§ WHAT YOU SHOULD DO
Copy the full set of lines exactly as given.

────────────────────

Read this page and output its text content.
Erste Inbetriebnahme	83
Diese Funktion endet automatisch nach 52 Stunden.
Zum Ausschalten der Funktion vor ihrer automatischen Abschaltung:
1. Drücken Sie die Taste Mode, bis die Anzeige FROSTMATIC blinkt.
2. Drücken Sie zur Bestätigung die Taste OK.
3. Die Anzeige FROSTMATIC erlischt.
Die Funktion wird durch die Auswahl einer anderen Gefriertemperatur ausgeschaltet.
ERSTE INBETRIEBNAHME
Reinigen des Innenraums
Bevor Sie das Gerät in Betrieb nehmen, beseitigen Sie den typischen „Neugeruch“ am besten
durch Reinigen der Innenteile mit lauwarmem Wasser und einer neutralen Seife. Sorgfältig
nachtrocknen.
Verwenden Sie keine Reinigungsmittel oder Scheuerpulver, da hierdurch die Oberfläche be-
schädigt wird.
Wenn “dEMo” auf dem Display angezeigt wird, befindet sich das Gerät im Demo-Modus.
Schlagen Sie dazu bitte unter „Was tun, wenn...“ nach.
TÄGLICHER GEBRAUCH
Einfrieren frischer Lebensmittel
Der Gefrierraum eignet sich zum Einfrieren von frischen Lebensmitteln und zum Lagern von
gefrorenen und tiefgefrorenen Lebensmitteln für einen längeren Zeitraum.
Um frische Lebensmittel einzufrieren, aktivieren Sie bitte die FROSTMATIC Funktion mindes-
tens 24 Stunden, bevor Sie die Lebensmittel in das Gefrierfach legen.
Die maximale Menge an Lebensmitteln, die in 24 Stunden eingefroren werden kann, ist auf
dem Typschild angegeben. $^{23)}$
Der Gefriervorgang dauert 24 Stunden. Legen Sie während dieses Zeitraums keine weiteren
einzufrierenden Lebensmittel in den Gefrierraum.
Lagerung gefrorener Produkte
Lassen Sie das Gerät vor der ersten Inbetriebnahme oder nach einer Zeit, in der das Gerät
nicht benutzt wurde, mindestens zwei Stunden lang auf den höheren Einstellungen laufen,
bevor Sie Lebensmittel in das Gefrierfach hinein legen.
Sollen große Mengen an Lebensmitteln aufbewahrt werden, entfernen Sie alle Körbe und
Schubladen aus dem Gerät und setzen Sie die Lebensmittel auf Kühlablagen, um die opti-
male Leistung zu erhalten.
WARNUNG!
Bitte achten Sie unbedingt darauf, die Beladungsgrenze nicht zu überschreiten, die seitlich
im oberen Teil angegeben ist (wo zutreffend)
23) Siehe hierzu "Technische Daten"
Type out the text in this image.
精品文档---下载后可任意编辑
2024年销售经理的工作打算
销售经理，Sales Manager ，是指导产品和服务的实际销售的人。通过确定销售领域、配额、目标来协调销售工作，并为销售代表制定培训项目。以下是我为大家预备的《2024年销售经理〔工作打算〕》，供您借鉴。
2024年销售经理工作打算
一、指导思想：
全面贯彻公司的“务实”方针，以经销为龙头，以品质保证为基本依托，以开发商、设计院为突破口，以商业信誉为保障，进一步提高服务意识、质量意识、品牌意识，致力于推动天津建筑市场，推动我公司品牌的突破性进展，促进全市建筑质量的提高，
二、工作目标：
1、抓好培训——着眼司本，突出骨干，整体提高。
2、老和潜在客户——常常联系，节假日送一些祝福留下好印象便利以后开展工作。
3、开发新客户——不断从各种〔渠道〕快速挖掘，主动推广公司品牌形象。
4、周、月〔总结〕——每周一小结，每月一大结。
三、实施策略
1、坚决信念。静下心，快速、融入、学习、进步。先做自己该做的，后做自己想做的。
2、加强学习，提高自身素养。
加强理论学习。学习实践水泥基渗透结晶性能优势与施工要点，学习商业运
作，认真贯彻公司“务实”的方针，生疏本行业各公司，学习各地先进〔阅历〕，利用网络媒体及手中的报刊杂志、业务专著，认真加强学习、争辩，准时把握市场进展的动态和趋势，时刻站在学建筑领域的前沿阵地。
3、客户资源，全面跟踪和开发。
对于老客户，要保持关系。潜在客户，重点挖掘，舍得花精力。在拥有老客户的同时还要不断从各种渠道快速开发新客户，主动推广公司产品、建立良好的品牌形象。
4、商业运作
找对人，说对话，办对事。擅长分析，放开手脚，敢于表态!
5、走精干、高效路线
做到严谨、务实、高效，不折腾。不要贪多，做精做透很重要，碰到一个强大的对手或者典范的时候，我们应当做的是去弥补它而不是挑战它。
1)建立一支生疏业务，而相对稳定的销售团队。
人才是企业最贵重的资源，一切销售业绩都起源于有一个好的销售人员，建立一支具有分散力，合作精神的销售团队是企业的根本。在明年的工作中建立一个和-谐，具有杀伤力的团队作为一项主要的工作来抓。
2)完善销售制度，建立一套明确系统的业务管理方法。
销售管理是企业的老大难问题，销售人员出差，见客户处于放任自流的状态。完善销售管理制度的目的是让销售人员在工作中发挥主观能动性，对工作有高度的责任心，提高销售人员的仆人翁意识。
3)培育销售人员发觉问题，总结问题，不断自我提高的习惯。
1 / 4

────────────────────

§ SOLVED EXERCISE
Read this page and output its text content.
Erste Inbetriebnahme	83
Diese Funktion endet automatisch nach 52 Stunden.
Zum Ausschalten der Funktion vor ihrer automatischen Abschaltung:
1. Drücken Sie die Taste Mode, bis die Anzeige FROSTMATIC blinkt.
2. Drücken Sie zur Bestätigung die Taste OK.
3. Die Anzeige FROSTMATIC erlischt.
Die Funktion wird durch die Auswahl einer anderen Gefriertemperatur ausgeschaltet.
ERSTE INBETRIEBNAHME
Reinigen des Innenraums
Bevor Sie das Gerät in Betrieb nehmen, beseitigen Sie den typischen „Neugeruch“ am besten
durch Reinigen der Innenteile mit lauwarmem Wasser und einer neutralen Seife. Sorgfältig
nachtrocknen.
Verwenden Sie keine Reinigungsmittel oder Scheuerpulver, da hierdurch die Oberfläche be-
schädigt wird.
Wenn “dEMo” auf dem Display angezeigt wird, befindet sich das Gerät im Demo-Modus.
Schlagen Sie dazu bitte unter „Was tun, wenn...“ nach.
TÄGLICHER GEBRAUCH
Einfrieren frischer Lebensmittel
Der Gefrierraum eignet sich zum Einfrieren von frischen Lebensmitteln und zum Lagern von
gefrorenen und tiefgefrorenen Lebensmitteln für einen längeren Zeitraum.
Um frische Lebensmittel einzufrieren, aktivieren Sie bitte die FROSTMATIC Funktion mindes-
tens 24 Stunden, bevor Sie die Lebensmittel in das Gefrierfach legen.
Die maximale Menge an Lebensmitteln, die in 24 Stunden eingefroren werden kann, ist auf
dem Typschild angegeben. $^{23)}$
Der Gefriervorgang dauert 24 Stunden. Legen Sie während dieses Zeitraums keine weiteren
einzufrierenden Lebensmittel in den Gefrierraum.
Lagerung gefrorener Produkte
Lassen Sie das Gerät vor der ersten Inbetriebnahme oder nach einer Zeit, in der das Gerät
nicht benutzt wurde, mindestens zwei Stunden lang auf den höheren Einstellungen laufen,
bevor Sie Lebensmittel in das Gefrierfach hinein legen.
Sollen große Mengen an Lebensmitteln aufbewahrt werden, entfernen Sie alle Körbe und
Schubladen aus dem Gerät und setzen Sie die Lebensmittel auf Kühlablagen, um die opti-
male Leistung zu erhalten.
WARNUNG!
Bitte achten Sie unbedingt darauf, die Beladungsgrenze nicht zu überschreiten, die seitlich
im oberen Teil angegeben ist (wo zutreffend)
23) Siehe hierzu "Technische Daten"
Type out the text in this image.
精品文档---下载后可任意编辑
2024年销售经理的工作打算
销售经理，Sales Manager ，是指导产品和服务的实际销售的人。通过确定销售领域、配额、目标来协调销售工作，并为销售代表制定培训项目。以下是我为大家预备的《2024年销售经理〔工作打算〕》，供您借鉴。
2024年销售经理工作打算
一、指导思想：
全面贯彻公司的“务实”方针，以经销为龙头，以品质保证为基本依托，以开发商、设计院为突破口，以商业信誉为保障，进一步提高服务意识、质量意识、品牌意识，致力于推动天津建筑市场，推动我公司品牌的突破性进展，促进全市建筑质量的提高，
二、工作目标：
1、抓好培训——着眼司本，突出骨干，整体提高。
2、老和潜在客户——常常联系，节假日送一些祝福留下好印象便利以后开展工作。
3、开发新客户——不断从各种〔渠道〕快速挖掘，主动推广公司品牌形象。
4、周、月〔总结〕——每周一小结，每月一大结。
三、实施策略
1、坚决信念。静下心，快速、融入、学习、进步。先做自己该做的，后做自己想做的。
2、加强学习，提高自身素养。
加强理论学习。学习实践水泥基渗透结晶性能优势与施工要点，学习商业运
作，认真贯彻公司“务实”的方针，生疏本行业各公司，学习各地先进〔阅历〕，利用网络媒体及手中的报刊杂志、业务专著，认真加强学习、争辩，准时把握市场进展的动态和趋势，时刻站在学建筑领域的前沿阵地。
3、客户资源，全面跟踪和开发。
对于老客户，要保持关系。潜在客户，重点挖掘，舍得花精力。在拥有老客户的同时还要不断从各种渠道快速开发新客户，主动推广公司产品、建立良好的品牌形象。
4、商业运作
找对人，说对话，办对事。擅长分析，放开手脚，敢于表态!
5、走精干、高效路线
做到严谨、务实、高效，不折腾。不要贪多，做精做透很重要，碰到一个强大的对手或者典范的时候，我们应当做的是去弥补它而不是挑战它。
1)建立一支生疏业务，而相对稳定的销售团队。
人才是企业最贵重的资源，一切销售业绩都起源于有一个好的销售人员，建立一支具有分散力，合作精神的销售团队是企业的根本。在明年的工作中建立一个和-谐，具有杀伤力的团队作为一项主要的工作来抓。
2)完善销售制度，建立一套明确系统的业务管理方法。
销售管理是企业的老大难问题，销售人员出差，见客户处于放任自流的状态。完善销售管理制度的目的是让销售人员在工作中发挥主观能动性，对工作有高度的责任心，提高销售人员的仆人翁意识。
3)培育销售人员发觉问题，总结问题，不断自我提高的习惯。
1 / 4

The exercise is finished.